** WORK REQUIRED **
Copy out all lines of the records in which the word "filters" appears.

** INPUT DATA **
Begin

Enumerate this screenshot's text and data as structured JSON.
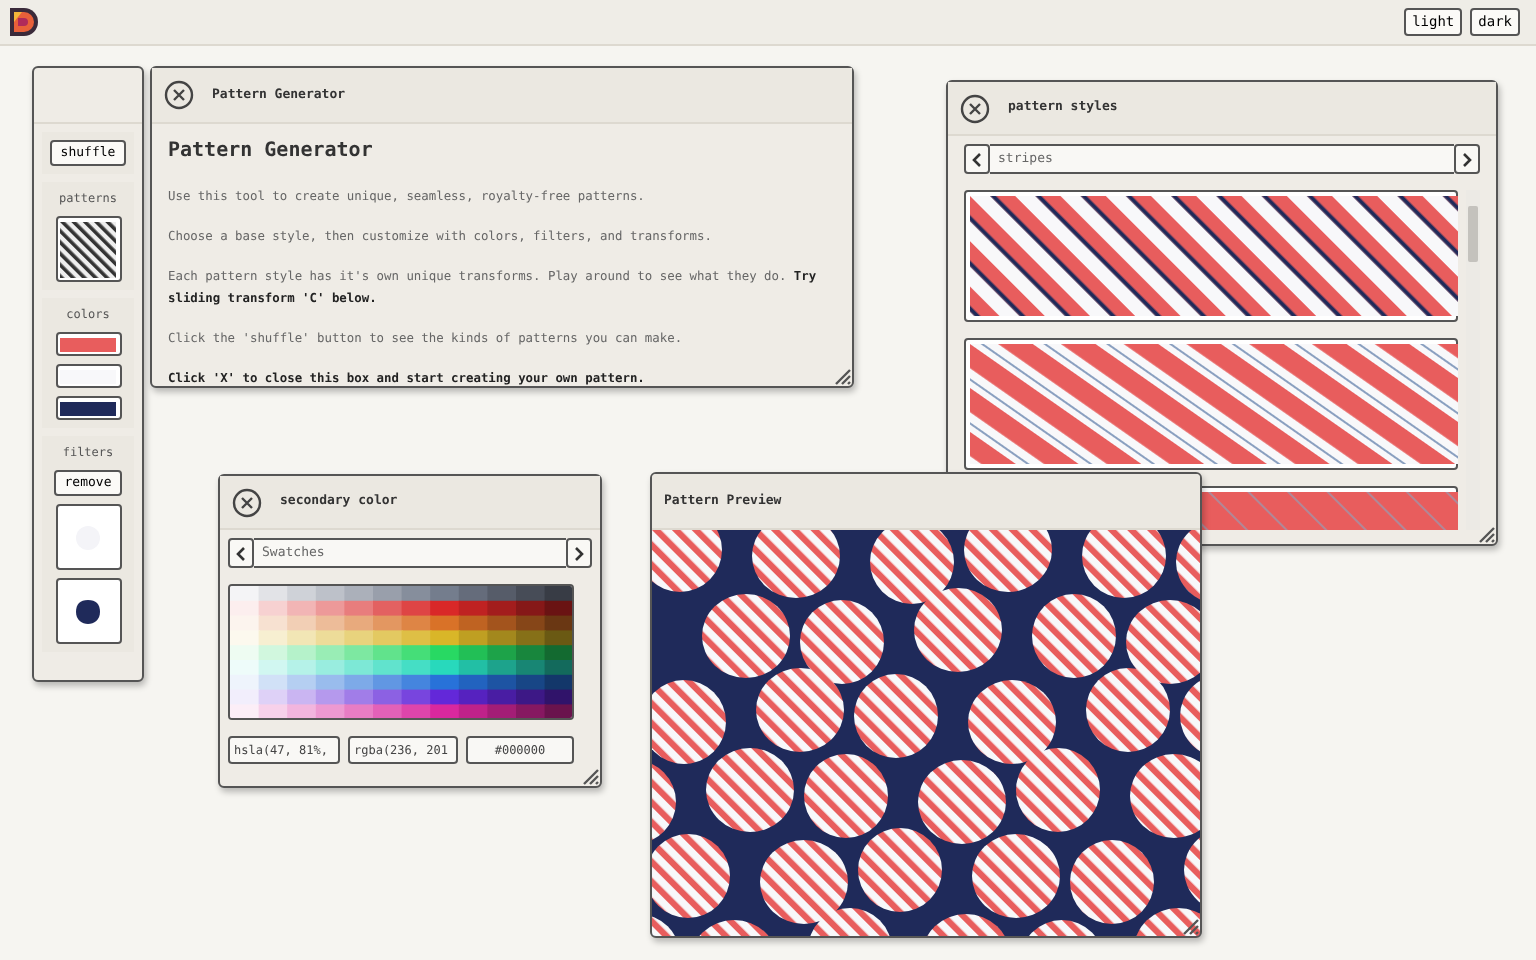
{
  "topbar": {
    "theme_buttons": [
      {
        "label": "light"
      },
      {
        "label": "dark"
      }
    ]
  },
  "sidebar": {
    "shuffle": "shuffle",
    "patterns_label": "patterns",
    "colors_label": "colors",
    "colors": [
      {
        "color": "#e85d5d"
      },
      {
        "color": "#f8f8fa"
      },
      {
        "color": "#1f2a5a"
      }
    ],
    "filters_label": "filters",
    "remove": "remove"
  },
  "generator": {
    "title": "Pattern Generator",
    "heading": "Pattern Generator",
    "paragraphs": [
      {
        "kind": "text",
        "text": "Use this tool to create unique, seamless, royalty-free patterns."
      },
      {
        "kind": "text",
        "text": "Choose a base style, then customize with colors, filters, and transforms."
      },
      {
        "kind": "text",
        "text": "Each pattern style has it's own unique transforms. Play around to see what they do. **Try sliding transform 'C' below.**"
      },
      {
        "kind": "text",
        "text": "Click the 'shuffle' button to see the kinds of patterns you can make."
      },
      {
        "kind": "note",
        "text": "Click 'X' to close this box and start creating your own pattern."
      }
    ]
  },
  "styles": {
    "title": "pattern styles",
    "selector": "stripes"
  },
  "color_window": {
    "title": "secondary color",
    "selector": "Swatches",
    "fields": [
      "hsla(47, 81%,",
      "rgba(236, 201",
      "#000000"
    ]
  },
  "preview": {
    "title": "Pattern Preview"
  }
}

End

** ANSWER BELOW **
    "filters_label": "filters",
        "text": "Choose a base style, then customize with colors, filters, and transforms."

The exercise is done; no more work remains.